With the images removed, repeat the data below exactly.

— Begin —

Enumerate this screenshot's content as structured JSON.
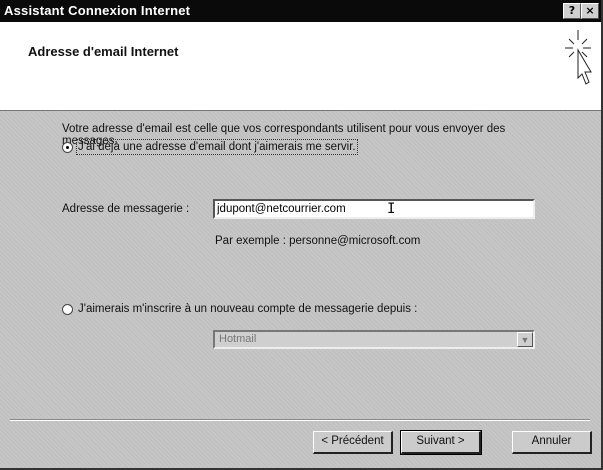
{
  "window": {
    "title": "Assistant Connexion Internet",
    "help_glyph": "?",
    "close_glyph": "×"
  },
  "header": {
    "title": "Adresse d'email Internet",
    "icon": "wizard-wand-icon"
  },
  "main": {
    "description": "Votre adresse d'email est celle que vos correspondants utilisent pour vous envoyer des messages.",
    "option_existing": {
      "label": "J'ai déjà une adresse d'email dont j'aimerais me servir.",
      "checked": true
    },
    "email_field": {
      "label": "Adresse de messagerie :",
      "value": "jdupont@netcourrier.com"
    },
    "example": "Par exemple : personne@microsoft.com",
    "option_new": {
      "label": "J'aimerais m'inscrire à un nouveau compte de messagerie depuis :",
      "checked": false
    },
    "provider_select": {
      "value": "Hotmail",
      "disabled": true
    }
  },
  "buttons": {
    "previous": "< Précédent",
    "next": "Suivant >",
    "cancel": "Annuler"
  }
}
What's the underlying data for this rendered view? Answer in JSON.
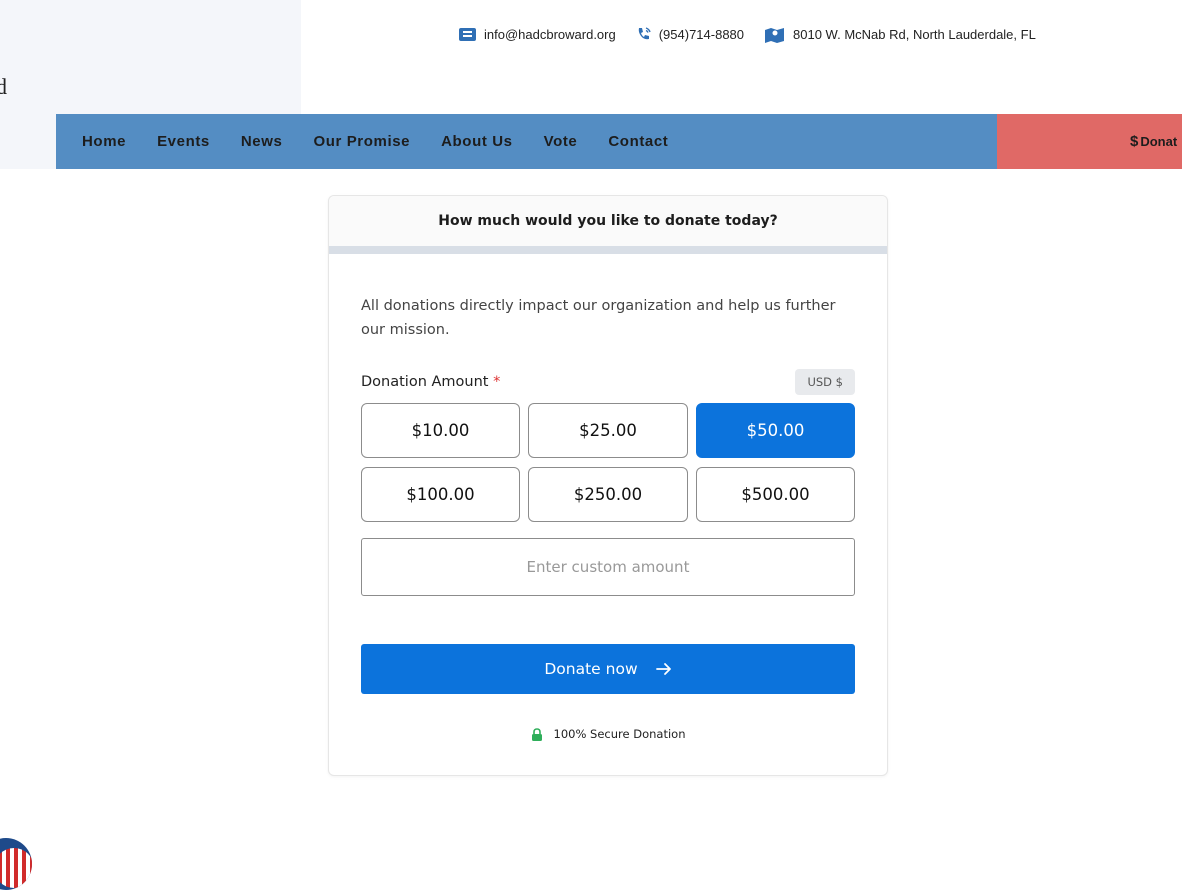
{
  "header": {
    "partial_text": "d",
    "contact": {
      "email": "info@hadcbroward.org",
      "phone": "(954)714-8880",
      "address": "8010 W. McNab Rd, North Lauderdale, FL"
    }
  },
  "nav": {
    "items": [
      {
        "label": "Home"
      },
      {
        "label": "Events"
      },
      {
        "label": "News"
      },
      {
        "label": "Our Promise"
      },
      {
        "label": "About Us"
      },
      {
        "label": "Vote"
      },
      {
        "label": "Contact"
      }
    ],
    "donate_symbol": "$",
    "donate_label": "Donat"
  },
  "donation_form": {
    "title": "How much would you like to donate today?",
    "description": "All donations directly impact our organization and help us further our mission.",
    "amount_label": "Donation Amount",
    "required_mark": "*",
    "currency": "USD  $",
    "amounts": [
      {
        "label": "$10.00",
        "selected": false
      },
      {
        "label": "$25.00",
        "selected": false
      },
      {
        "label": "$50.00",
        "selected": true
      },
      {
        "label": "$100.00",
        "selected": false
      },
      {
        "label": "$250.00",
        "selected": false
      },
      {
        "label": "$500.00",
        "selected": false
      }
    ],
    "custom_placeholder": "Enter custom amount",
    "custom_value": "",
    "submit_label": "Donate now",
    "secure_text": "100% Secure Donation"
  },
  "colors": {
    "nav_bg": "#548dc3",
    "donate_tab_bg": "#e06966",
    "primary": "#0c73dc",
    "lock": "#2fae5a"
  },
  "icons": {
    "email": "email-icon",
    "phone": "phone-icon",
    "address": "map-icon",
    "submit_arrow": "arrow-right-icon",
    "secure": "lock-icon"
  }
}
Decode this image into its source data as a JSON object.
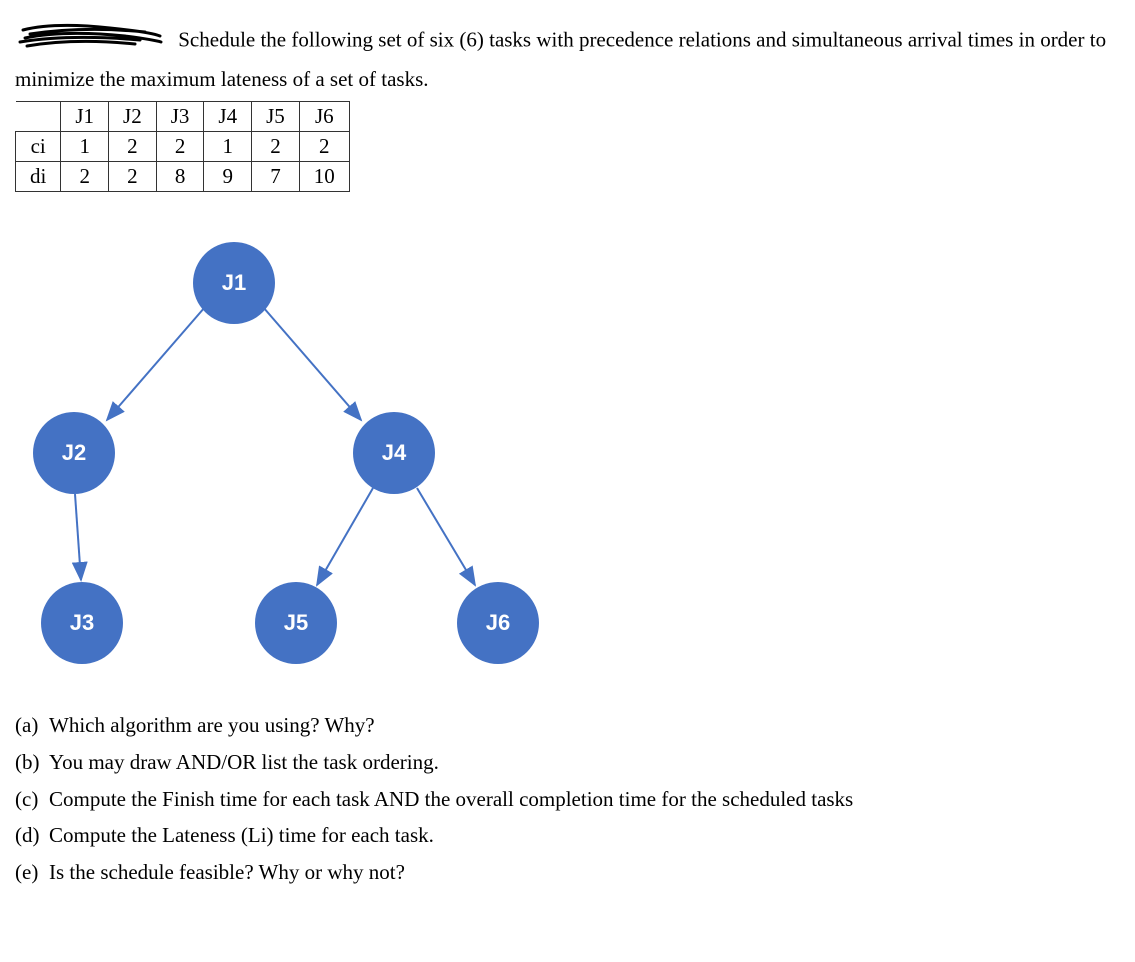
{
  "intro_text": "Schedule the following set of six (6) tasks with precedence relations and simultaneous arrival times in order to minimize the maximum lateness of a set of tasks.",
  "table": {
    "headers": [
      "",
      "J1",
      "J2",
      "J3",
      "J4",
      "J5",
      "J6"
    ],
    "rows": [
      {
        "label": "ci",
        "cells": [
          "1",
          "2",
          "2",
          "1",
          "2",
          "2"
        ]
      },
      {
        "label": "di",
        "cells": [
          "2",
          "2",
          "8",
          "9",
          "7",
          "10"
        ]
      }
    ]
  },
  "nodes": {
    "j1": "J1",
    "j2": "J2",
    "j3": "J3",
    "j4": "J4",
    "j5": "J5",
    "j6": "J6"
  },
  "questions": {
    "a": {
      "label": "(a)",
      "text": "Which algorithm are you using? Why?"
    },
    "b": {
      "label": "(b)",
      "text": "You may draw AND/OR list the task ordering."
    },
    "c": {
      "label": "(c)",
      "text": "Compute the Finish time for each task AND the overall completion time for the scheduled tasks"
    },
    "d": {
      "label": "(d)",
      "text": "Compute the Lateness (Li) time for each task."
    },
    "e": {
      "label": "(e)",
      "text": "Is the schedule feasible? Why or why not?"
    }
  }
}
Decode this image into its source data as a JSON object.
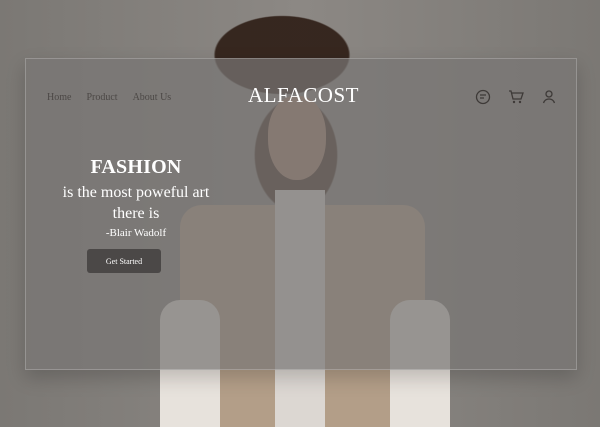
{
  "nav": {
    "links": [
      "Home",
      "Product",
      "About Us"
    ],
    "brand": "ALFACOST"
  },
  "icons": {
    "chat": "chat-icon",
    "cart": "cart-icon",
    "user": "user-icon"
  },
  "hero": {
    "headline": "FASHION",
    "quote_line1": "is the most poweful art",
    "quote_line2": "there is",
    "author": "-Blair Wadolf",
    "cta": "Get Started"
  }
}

— End —

SOLUTION
Enumerate this screenshot's content as structured JSON.
{
  "window": {
    "title": "Assistant Connexion Internet",
    "help_glyph": "?",
    "close_glyph": "×"
  },
  "header": {
    "title": "Adresse d'email Internet",
    "icon": "wizard-wand-icon"
  },
  "main": {
    "description": "Votre adresse d'email est celle que vos correspondants utilisent pour vous envoyer des messages.",
    "option_existing": {
      "label": "J'ai déjà une adresse d'email dont j'aimerais me servir.",
      "checked": true
    },
    "email_field": {
      "label": "Adresse de messagerie :",
      "value": "jdupont@netcourrier.com"
    },
    "example": "Par exemple : personne@microsoft.com",
    "option_new": {
      "label": "J'aimerais m'inscrire à un nouveau compte de messagerie depuis :",
      "checked": false
    },
    "provider_select": {
      "value": "Hotmail",
      "disabled": true
    }
  },
  "buttons": {
    "previous": "< Précédent",
    "next": "Suivant >",
    "cancel": "Annuler"
  }
}
What's the underlying data for this rendered view? Answer in JSON.
{
  "header": {
    "partial_text": "d",
    "contact": {
      "email": "info@hadcbroward.org",
      "phone": "(954)714-8880",
      "address": "8010 W. McNab Rd, North Lauderdale, FL"
    }
  },
  "nav": {
    "items": [
      {
        "label": "Home"
      },
      {
        "label": "Events"
      },
      {
        "label": "News"
      },
      {
        "label": "Our Promise"
      },
      {
        "label": "About Us"
      },
      {
        "label": "Vote"
      },
      {
        "label": "Contact"
      }
    ],
    "donate_symbol": "$",
    "donate_label": "Donat"
  },
  "donation_form": {
    "title": "How much would you like to donate today?",
    "description": "All donations directly impact our organization and help us further our mission.",
    "amount_label": "Donation Amount",
    "required_mark": "*",
    "currency": "USD  $",
    "amounts": [
      {
        "label": "$10.00",
        "selected": false
      },
      {
        "label": "$25.00",
        "selected": false
      },
      {
        "label": "$50.00",
        "selected": true
      },
      {
        "label": "$100.00",
        "selected": false
      },
      {
        "label": "$250.00",
        "selected": false
      },
      {
        "label": "$500.00",
        "selected": false
      }
    ],
    "custom_placeholder": "Enter custom amount",
    "custom_value": "",
    "submit_label": "Donate now",
    "secure_text": "100% Secure Donation"
  },
  "colors": {
    "nav_bg": "#548dc3",
    "donate_tab_bg": "#e06966",
    "primary": "#0c73dc",
    "lock": "#2fae5a"
  },
  "icons": {
    "email": "email-icon",
    "phone": "phone-icon",
    "address": "map-icon",
    "submit_arrow": "arrow-right-icon",
    "secure": "lock-icon"
  }
}
Decode this image into its source data as a JSON object.
{
  "intro_text": "Schedule the following set of six (6) tasks with precedence relations and simultaneous arrival times in order to minimize the maximum lateness of a set of tasks.",
  "table": {
    "headers": [
      "",
      "J1",
      "J2",
      "J3",
      "J4",
      "J5",
      "J6"
    ],
    "rows": [
      {
        "label": "ci",
        "cells": [
          "1",
          "2",
          "2",
          "1",
          "2",
          "2"
        ]
      },
      {
        "label": "di",
        "cells": [
          "2",
          "2",
          "8",
          "9",
          "7",
          "10"
        ]
      }
    ]
  },
  "nodes": {
    "j1": "J1",
    "j2": "J2",
    "j3": "J3",
    "j4": "J4",
    "j5": "J5",
    "j6": "J6"
  },
  "questions": {
    "a": {
      "label": "(a)",
      "text": "Which algorithm are you using? Why?"
    },
    "b": {
      "label": "(b)",
      "text": "You may draw AND/OR list the task ordering."
    },
    "c": {
      "label": "(c)",
      "text": "Compute the Finish time for each task AND the overall completion time for the scheduled tasks"
    },
    "d": {
      "label": "(d)",
      "text": "Compute the Lateness (Li) time for each task."
    },
    "e": {
      "label": "(e)",
      "text": "Is the schedule feasible? Why or why not?"
    }
  }
}
Decode this image into its source data as a JSON object.
{
  "nav": {
    "links": [
      "Home",
      "Product",
      "About Us"
    ],
    "brand": "ALFACOST"
  },
  "icons": {
    "chat": "chat-icon",
    "cart": "cart-icon",
    "user": "user-icon"
  },
  "hero": {
    "headline": "FASHION",
    "quote_line1": "is the most poweful art",
    "quote_line2": "there is",
    "author": "-Blair Wadolf",
    "cta": "Get Started"
  }
}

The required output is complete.